# GOAL
Every line below is to be copied exactly, with the pictures left out.

-- BEGIN DATA EXCERPTS --

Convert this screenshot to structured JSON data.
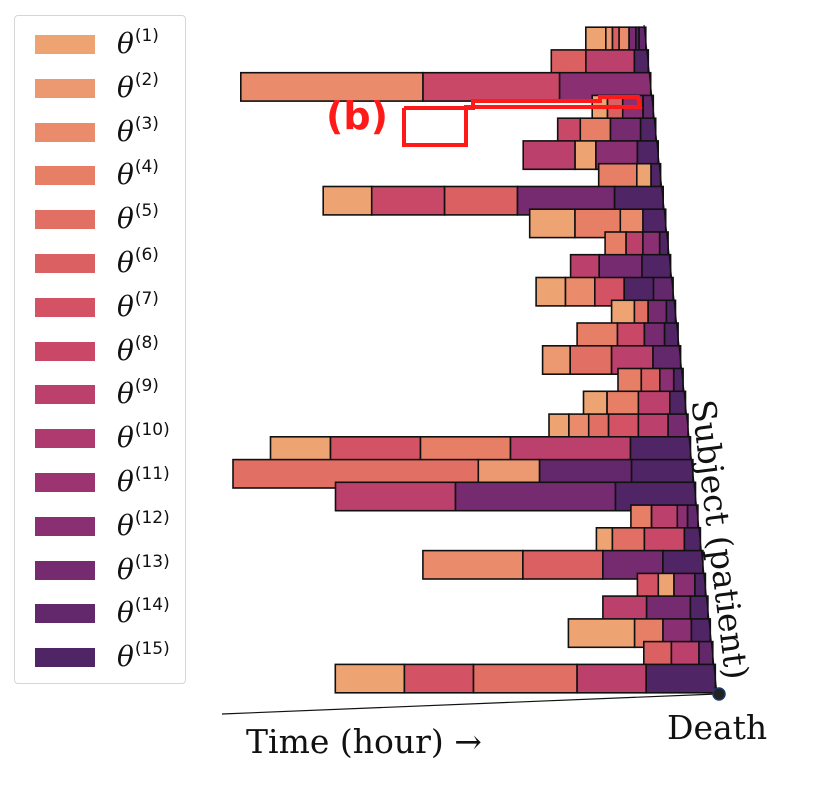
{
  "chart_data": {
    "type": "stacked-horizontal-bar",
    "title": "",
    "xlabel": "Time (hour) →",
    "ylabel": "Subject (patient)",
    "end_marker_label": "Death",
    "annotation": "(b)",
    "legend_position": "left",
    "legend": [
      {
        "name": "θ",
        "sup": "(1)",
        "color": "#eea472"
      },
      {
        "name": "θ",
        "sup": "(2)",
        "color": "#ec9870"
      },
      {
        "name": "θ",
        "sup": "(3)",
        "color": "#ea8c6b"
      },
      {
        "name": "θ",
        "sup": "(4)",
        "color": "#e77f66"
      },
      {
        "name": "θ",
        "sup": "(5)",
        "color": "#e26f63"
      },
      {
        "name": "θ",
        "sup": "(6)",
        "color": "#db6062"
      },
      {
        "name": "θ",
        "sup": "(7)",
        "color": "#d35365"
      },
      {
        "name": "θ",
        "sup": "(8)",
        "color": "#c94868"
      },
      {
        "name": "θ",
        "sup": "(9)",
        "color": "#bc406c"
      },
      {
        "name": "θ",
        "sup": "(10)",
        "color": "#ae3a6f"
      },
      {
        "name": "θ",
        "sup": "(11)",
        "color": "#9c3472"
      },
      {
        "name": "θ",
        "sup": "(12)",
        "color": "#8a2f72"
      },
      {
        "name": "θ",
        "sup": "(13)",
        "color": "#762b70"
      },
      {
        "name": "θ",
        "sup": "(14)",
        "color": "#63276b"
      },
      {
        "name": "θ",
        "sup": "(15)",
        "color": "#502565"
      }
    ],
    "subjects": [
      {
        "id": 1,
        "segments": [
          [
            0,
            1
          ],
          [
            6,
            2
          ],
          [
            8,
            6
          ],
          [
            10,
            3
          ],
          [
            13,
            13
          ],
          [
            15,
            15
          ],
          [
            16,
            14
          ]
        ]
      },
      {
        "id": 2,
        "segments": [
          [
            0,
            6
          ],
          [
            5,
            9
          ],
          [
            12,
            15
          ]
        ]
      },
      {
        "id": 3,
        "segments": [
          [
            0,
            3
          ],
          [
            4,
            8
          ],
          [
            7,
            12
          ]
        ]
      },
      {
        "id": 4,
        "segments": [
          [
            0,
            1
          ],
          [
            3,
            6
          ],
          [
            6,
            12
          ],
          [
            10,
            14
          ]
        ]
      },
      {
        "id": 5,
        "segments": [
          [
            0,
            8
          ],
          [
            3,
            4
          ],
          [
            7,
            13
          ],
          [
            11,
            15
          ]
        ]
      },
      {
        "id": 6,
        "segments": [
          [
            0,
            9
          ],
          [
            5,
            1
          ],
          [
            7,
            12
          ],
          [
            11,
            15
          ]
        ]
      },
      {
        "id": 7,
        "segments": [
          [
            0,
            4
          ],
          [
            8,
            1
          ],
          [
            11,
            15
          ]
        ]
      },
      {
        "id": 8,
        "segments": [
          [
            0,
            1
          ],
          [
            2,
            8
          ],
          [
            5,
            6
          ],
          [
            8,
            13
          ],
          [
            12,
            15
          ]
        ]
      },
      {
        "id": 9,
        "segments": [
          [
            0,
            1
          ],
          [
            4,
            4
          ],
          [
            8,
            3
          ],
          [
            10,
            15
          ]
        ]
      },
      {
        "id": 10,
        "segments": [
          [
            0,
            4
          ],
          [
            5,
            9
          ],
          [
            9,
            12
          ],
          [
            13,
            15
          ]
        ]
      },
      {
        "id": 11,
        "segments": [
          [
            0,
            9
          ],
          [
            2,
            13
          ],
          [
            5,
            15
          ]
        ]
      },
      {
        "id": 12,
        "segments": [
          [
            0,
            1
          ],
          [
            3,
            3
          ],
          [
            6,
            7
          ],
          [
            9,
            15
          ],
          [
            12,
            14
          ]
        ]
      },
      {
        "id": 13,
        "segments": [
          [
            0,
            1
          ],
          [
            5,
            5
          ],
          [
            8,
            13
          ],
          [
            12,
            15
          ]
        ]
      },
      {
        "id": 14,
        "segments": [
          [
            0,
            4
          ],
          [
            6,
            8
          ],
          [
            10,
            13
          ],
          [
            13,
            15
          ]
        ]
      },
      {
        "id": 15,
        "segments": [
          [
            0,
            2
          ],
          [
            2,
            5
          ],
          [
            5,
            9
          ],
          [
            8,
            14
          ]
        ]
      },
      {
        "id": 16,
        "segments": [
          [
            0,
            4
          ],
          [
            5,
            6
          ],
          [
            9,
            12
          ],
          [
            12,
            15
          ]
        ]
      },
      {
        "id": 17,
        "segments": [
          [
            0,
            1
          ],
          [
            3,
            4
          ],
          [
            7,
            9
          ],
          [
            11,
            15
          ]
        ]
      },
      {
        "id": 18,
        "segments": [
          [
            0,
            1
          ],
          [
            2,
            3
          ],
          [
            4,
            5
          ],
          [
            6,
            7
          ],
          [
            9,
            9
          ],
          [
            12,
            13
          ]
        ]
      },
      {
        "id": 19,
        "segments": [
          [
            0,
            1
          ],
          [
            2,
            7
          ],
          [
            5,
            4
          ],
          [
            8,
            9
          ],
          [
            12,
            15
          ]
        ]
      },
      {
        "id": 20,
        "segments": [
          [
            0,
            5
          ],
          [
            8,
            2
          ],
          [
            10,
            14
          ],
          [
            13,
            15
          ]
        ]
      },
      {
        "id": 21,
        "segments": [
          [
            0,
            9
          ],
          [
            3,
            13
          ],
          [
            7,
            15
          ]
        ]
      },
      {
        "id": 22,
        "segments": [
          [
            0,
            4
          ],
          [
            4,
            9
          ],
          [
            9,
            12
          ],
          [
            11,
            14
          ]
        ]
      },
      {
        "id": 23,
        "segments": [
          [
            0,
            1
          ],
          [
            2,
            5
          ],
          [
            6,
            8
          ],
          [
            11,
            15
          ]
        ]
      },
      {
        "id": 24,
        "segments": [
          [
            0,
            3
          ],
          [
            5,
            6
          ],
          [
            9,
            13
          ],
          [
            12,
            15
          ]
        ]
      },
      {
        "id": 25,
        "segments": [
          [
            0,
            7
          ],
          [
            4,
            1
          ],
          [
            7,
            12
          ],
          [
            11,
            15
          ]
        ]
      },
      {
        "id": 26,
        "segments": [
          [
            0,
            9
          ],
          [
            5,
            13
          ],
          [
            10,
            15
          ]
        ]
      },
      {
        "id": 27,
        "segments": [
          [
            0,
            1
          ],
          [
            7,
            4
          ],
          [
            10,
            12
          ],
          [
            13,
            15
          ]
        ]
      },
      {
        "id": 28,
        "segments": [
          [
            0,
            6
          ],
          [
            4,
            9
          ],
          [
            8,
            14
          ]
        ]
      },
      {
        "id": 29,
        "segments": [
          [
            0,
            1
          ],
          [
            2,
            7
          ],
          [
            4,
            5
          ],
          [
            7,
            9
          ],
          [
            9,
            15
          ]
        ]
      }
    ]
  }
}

-- END DATA EXCERPTS --

# EXERCISE RESULT
Convert this screenshot to structured JSON data.
{
  "chart_data": {
    "type": "stacked-horizontal-bar",
    "title": "",
    "xlabel": "Time (hour) →",
    "ylabel": "Subject (patient)",
    "end_marker_label": "Death",
    "annotation": "(b)",
    "legend_position": "left",
    "legend": [
      {
        "name": "θ",
        "sup": "(1)",
        "color": "#eea472"
      },
      {
        "name": "θ",
        "sup": "(2)",
        "color": "#ec9870"
      },
      {
        "name": "θ",
        "sup": "(3)",
        "color": "#ea8c6b"
      },
      {
        "name": "θ",
        "sup": "(4)",
        "color": "#e77f66"
      },
      {
        "name": "θ",
        "sup": "(5)",
        "color": "#e26f63"
      },
      {
        "name": "θ",
        "sup": "(6)",
        "color": "#db6062"
      },
      {
        "name": "θ",
        "sup": "(7)",
        "color": "#d35365"
      },
      {
        "name": "θ",
        "sup": "(8)",
        "color": "#c94868"
      },
      {
        "name": "θ",
        "sup": "(9)",
        "color": "#bc406c"
      },
      {
        "name": "θ",
        "sup": "(10)",
        "color": "#ae3a6f"
      },
      {
        "name": "θ",
        "sup": "(11)",
        "color": "#9c3472"
      },
      {
        "name": "θ",
        "sup": "(12)",
        "color": "#8a2f72"
      },
      {
        "name": "θ",
        "sup": "(13)",
        "color": "#762b70"
      },
      {
        "name": "θ",
        "sup": "(14)",
        "color": "#63276b"
      },
      {
        "name": "θ",
        "sup": "(15)",
        "color": "#502565"
      }
    ],
    "subjects": [
      {
        "id": 1,
        "segments": [
          [
            0,
            1
          ],
          [
            6,
            2
          ],
          [
            8,
            6
          ],
          [
            10,
            3
          ],
          [
            13,
            13
          ],
          [
            15,
            15
          ],
          [
            16,
            14
          ]
        ]
      },
      {
        "id": 2,
        "segments": [
          [
            0,
            6
          ],
          [
            5,
            9
          ],
          [
            12,
            15
          ]
        ]
      },
      {
        "id": 3,
        "segments": [
          [
            0,
            3
          ],
          [
            4,
            8
          ],
          [
            7,
            12
          ]
        ]
      },
      {
        "id": 4,
        "segments": [
          [
            0,
            1
          ],
          [
            3,
            6
          ],
          [
            6,
            12
          ],
          [
            10,
            14
          ]
        ]
      },
      {
        "id": 5,
        "segments": [
          [
            0,
            8
          ],
          [
            3,
            4
          ],
          [
            7,
            13
          ],
          [
            11,
            15
          ]
        ]
      },
      {
        "id": 6,
        "segments": [
          [
            0,
            9
          ],
          [
            5,
            1
          ],
          [
            7,
            12
          ],
          [
            11,
            15
          ]
        ]
      },
      {
        "id": 7,
        "segments": [
          [
            0,
            4
          ],
          [
            8,
            1
          ],
          [
            11,
            15
          ]
        ]
      },
      {
        "id": 8,
        "segments": [
          [
            0,
            1
          ],
          [
            2,
            8
          ],
          [
            5,
            6
          ],
          [
            8,
            13
          ],
          [
            12,
            15
          ]
        ]
      },
      {
        "id": 9,
        "segments": [
          [
            0,
            1
          ],
          [
            4,
            4
          ],
          [
            8,
            3
          ],
          [
            10,
            15
          ]
        ]
      },
      {
        "id": 10,
        "segments": [
          [
            0,
            4
          ],
          [
            5,
            9
          ],
          [
            9,
            12
          ],
          [
            13,
            15
          ]
        ]
      },
      {
        "id": 11,
        "segments": [
          [
            0,
            9
          ],
          [
            2,
            13
          ],
          [
            5,
            15
          ]
        ]
      },
      {
        "id": 12,
        "segments": [
          [
            0,
            1
          ],
          [
            3,
            3
          ],
          [
            6,
            7
          ],
          [
            9,
            15
          ],
          [
            12,
            14
          ]
        ]
      },
      {
        "id": 13,
        "segments": [
          [
            0,
            1
          ],
          [
            5,
            5
          ],
          [
            8,
            13
          ],
          [
            12,
            15
          ]
        ]
      },
      {
        "id": 14,
        "segments": [
          [
            0,
            4
          ],
          [
            6,
            8
          ],
          [
            10,
            13
          ],
          [
            13,
            15
          ]
        ]
      },
      {
        "id": 15,
        "segments": [
          [
            0,
            2
          ],
          [
            2,
            5
          ],
          [
            5,
            9
          ],
          [
            8,
            14
          ]
        ]
      },
      {
        "id": 16,
        "segments": [
          [
            0,
            4
          ],
          [
            5,
            6
          ],
          [
            9,
            12
          ],
          [
            12,
            15
          ]
        ]
      },
      {
        "id": 17,
        "segments": [
          [
            0,
            1
          ],
          [
            3,
            4
          ],
          [
            7,
            9
          ],
          [
            11,
            15
          ]
        ]
      },
      {
        "id": 18,
        "segments": [
          [
            0,
            1
          ],
          [
            2,
            3
          ],
          [
            4,
            5
          ],
          [
            6,
            7
          ],
          [
            9,
            9
          ],
          [
            12,
            13
          ]
        ]
      },
      {
        "id": 19,
        "segments": [
          [
            0,
            1
          ],
          [
            2,
            7
          ],
          [
            5,
            4
          ],
          [
            8,
            9
          ],
          [
            12,
            15
          ]
        ]
      },
      {
        "id": 20,
        "segments": [
          [
            0,
            5
          ],
          [
            8,
            2
          ],
          [
            10,
            14
          ],
          [
            13,
            15
          ]
        ]
      },
      {
        "id": 21,
        "segments": [
          [
            0,
            9
          ],
          [
            3,
            13
          ],
          [
            7,
            15
          ]
        ]
      },
      {
        "id": 22,
        "segments": [
          [
            0,
            4
          ],
          [
            4,
            9
          ],
          [
            9,
            12
          ],
          [
            11,
            14
          ]
        ]
      },
      {
        "id": 23,
        "segments": [
          [
            0,
            1
          ],
          [
            2,
            5
          ],
          [
            6,
            8
          ],
          [
            11,
            15
          ]
        ]
      },
      {
        "id": 24,
        "segments": [
          [
            0,
            3
          ],
          [
            5,
            6
          ],
          [
            9,
            13
          ],
          [
            12,
            15
          ]
        ]
      },
      {
        "id": 25,
        "segments": [
          [
            0,
            7
          ],
          [
            4,
            1
          ],
          [
            7,
            12
          ],
          [
            11,
            15
          ]
        ]
      },
      {
        "id": 26,
        "segments": [
          [
            0,
            9
          ],
          [
            5,
            13
          ],
          [
            10,
            15
          ]
        ]
      },
      {
        "id": 27,
        "segments": [
          [
            0,
            1
          ],
          [
            7,
            4
          ],
          [
            10,
            12
          ],
          [
            13,
            15
          ]
        ]
      },
      {
        "id": 28,
        "segments": [
          [
            0,
            6
          ],
          [
            4,
            9
          ],
          [
            8,
            14
          ]
        ]
      },
      {
        "id": 29,
        "segments": [
          [
            0,
            1
          ],
          [
            2,
            7
          ],
          [
            4,
            5
          ],
          [
            7,
            9
          ],
          [
            9,
            15
          ]
        ]
      }
    ]
  }
}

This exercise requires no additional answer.